--- WHAT YOU NEED TO DO ---
In the entries below, count every line with the word "color". Return only the count.

--- LISTED RECORDS ---
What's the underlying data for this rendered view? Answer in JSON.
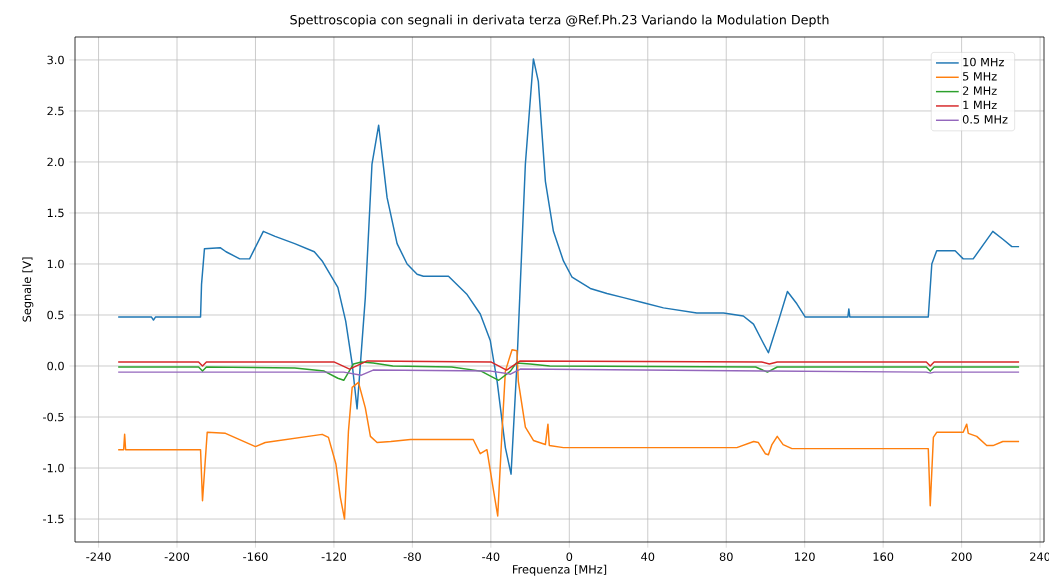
{
  "chart_data": {
    "type": "line",
    "title": "Spettroscopia con segnali in derivata terza @Ref.Ph.23 Variando la Modulation Depth",
    "xlabel": "Frequenza [MHz]",
    "ylabel": "Segnale [V]",
    "xlim": [
      -252,
      242
    ],
    "ylim": [
      -1.725,
      3.225
    ],
    "xticks": [
      -240,
      -200,
      -160,
      -120,
      -80,
      -40,
      0,
      40,
      80,
      120,
      160,
      200,
      240
    ],
    "yticks": [
      -1.5,
      {
        "value": -1,
        "label": "-1.0"
      },
      -0.5,
      {
        "value": 0,
        "label": "0.0"
      },
      0.5,
      {
        "value": 1,
        "label": "1.0"
      },
      1.5,
      {
        "value": 2,
        "label": "2.0"
      },
      2.5,
      {
        "value": 3,
        "label": "3.0"
      }
    ],
    "grid": true,
    "legend": "top right",
    "line_style": "solid",
    "series": [
      {
        "name": "10 MHz",
        "color": "#1f77b4",
        "x": [
          -230,
          -213,
          -212,
          -211,
          -188,
          -187.5,
          -186,
          -178,
          -175,
          -168,
          -163,
          -156,
          -150,
          -140,
          -130,
          -126,
          -118,
          -114,
          -110.7,
          -108.2,
          -104,
          -100.6,
          -97.2,
          -92.9,
          -87.8,
          -82.7,
          -77.6,
          -74.4,
          -61.6,
          -52.1,
          -45.4,
          -40.3,
          -36.8,
          -32.6,
          -29.7,
          -26.7,
          -22.4,
          -18.3,
          -15.8,
          -12.2,
          -8.1,
          -3.0,
          1.4,
          10.7,
          19.2,
          27.6,
          37.8,
          48,
          65,
          78.6,
          88.7,
          93.9,
          98.2,
          101.5,
          106.6,
          111.2,
          116,
          120.3,
          142,
          142.5,
          143,
          183,
          184.8,
          187.3,
          196.7,
          200.8,
          205.9,
          215.9,
          221.2,
          225.6,
          229.3
        ],
        "values": [
          0.48,
          0.48,
          0.45,
          0.48,
          0.48,
          0.8,
          1.15,
          1.16,
          1.12,
          1.05,
          1.05,
          1.32,
          1.27,
          1.2,
          1.12,
          1.03,
          0.77,
          0.44,
          0.02,
          -0.42,
          0.67,
          1.98,
          2.36,
          1.65,
          1.2,
          1.0,
          0.9,
          0.88,
          0.88,
          0.7,
          0.51,
          0.25,
          -0.15,
          -0.8,
          -1.06,
          0.02,
          1.98,
          3.01,
          2.79,
          1.81,
          1.32,
          1.03,
          0.87,
          0.76,
          0.71,
          0.67,
          0.62,
          0.57,
          0.52,
          0.52,
          0.49,
          0.41,
          0.25,
          0.13,
          0.44,
          0.73,
          0.61,
          0.48,
          0.48,
          0.56,
          0.48,
          0.48,
          1.0,
          1.13,
          1.13,
          1.05,
          1.05,
          1.32,
          1.24,
          1.17,
          1.17
        ]
      },
      {
        "name": "5 MHz",
        "color": "#ff7f0e",
        "x": [
          -230,
          -227.2,
          -226.7,
          -226.2,
          -188,
          -187,
          -184.6,
          -175.3,
          -160,
          -155,
          -126,
          -122.8,
          -119,
          -116.7,
          -114.6,
          -112.6,
          -110.7,
          -107.5,
          -104,
          -101.4,
          -98,
          -91,
          -81,
          -49,
          -45.4,
          -42,
          -39.4,
          -36.5,
          -34.3,
          -32.6,
          -29.2,
          -26.7,
          -26,
          -22.4,
          -18.3,
          -12.2,
          -10.9,
          -10.2,
          -3,
          85.4,
          94,
          96.4,
          99.9,
          101.5,
          103.3,
          106,
          109,
          113.5,
          183,
          184,
          185.6,
          187.3,
          200.8,
          202.6,
          203.4,
          207.7,
          212.8,
          216,
          221,
          229.3
        ],
        "values": [
          -0.82,
          -0.82,
          -0.67,
          -0.82,
          -0.82,
          -1.32,
          -0.65,
          -0.66,
          -0.79,
          -0.75,
          -0.67,
          -0.7,
          -0.96,
          -1.29,
          -1.5,
          -0.64,
          -0.21,
          -0.16,
          -0.41,
          -0.69,
          -0.75,
          -0.74,
          -0.72,
          -0.72,
          -0.86,
          -0.82,
          -1.13,
          -1.47,
          -0.64,
          -0.05,
          0.16,
          0.15,
          -0.15,
          -0.6,
          -0.73,
          -0.77,
          -0.57,
          -0.78,
          -0.8,
          -0.8,
          -0.74,
          -0.75,
          -0.86,
          -0.87,
          -0.77,
          -0.69,
          -0.77,
          -0.81,
          -0.81,
          -1.37,
          -0.7,
          -0.65,
          -0.65,
          -0.57,
          -0.66,
          -0.69,
          -0.78,
          -0.78,
          -0.74,
          -0.74
        ]
      },
      {
        "name": "2 MHz",
        "color": "#2ca02c",
        "x": [
          -230,
          -189,
          -187,
          -185,
          -140,
          -125,
          -118,
          -115,
          -110,
          -106,
          -100,
          -90,
          -60,
          -45,
          -36,
          -30,
          -27,
          -20,
          -10,
          95,
          101,
          106,
          182,
          184,
          186,
          229.3
        ],
        "values": [
          -0.01,
          -0.01,
          -0.05,
          -0.01,
          -0.02,
          -0.05,
          -0.12,
          -0.14,
          0.02,
          0.04,
          0.03,
          0.0,
          -0.01,
          -0.05,
          -0.14,
          -0.05,
          0.03,
          0.02,
          0.0,
          -0.01,
          -0.06,
          -0.01,
          -0.01,
          -0.05,
          -0.01,
          -0.01
        ]
      },
      {
        "name": "1 MHz",
        "color": "#d62728",
        "x": [
          -230,
          -189,
          -187,
          -185,
          -120,
          -112,
          -103,
          -40,
          -32,
          -25,
          98,
          102,
          106,
          182,
          184,
          186,
          229.3
        ],
        "values": [
          0.04,
          0.04,
          0.0,
          0.04,
          0.04,
          -0.03,
          0.05,
          0.04,
          -0.04,
          0.05,
          0.04,
          0.02,
          0.04,
          0.04,
          0.0,
          0.04,
          0.04
        ]
      },
      {
        "name": "0.5 MHz",
        "color": "#9467bd",
        "x": [
          -230,
          -115,
          -106,
          -100,
          -40,
          -30,
          -25,
          100,
          182,
          184,
          186,
          229.3
        ],
        "values": [
          -0.06,
          -0.06,
          -0.09,
          -0.04,
          -0.05,
          -0.08,
          -0.03,
          -0.05,
          -0.06,
          -0.07,
          -0.06,
          -0.06
        ]
      }
    ]
  }
}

--- RESPONSE TO THE EXERCISE ---
5